Gather up all lines that carry the word "Права".
-=-=-=-=-
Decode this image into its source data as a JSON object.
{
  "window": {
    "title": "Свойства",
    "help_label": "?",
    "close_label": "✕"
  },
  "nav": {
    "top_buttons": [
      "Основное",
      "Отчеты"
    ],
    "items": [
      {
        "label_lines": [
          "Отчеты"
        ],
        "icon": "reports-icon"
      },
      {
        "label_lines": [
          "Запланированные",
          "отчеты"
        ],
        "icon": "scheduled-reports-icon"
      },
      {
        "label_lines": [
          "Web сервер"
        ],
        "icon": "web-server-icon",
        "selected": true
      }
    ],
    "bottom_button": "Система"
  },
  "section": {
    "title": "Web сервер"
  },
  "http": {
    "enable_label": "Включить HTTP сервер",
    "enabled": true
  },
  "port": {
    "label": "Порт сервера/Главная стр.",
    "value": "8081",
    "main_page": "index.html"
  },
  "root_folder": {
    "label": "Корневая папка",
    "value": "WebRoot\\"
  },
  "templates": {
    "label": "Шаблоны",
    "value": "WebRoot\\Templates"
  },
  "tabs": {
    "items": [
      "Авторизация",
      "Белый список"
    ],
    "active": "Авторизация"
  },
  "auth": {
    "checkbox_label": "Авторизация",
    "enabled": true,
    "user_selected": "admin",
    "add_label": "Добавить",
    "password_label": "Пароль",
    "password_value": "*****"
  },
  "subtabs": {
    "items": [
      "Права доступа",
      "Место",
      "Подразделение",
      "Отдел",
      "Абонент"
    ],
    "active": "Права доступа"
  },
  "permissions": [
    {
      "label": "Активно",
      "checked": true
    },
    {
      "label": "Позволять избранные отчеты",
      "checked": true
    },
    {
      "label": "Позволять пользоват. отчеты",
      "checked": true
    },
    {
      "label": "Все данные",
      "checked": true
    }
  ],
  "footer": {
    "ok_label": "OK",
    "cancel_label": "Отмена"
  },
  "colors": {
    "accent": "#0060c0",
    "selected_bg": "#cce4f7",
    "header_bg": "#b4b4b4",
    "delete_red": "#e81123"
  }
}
-=-=-=-=-
TASK SOLUTION:
      "Права доступа",
    "active": "Права доступа"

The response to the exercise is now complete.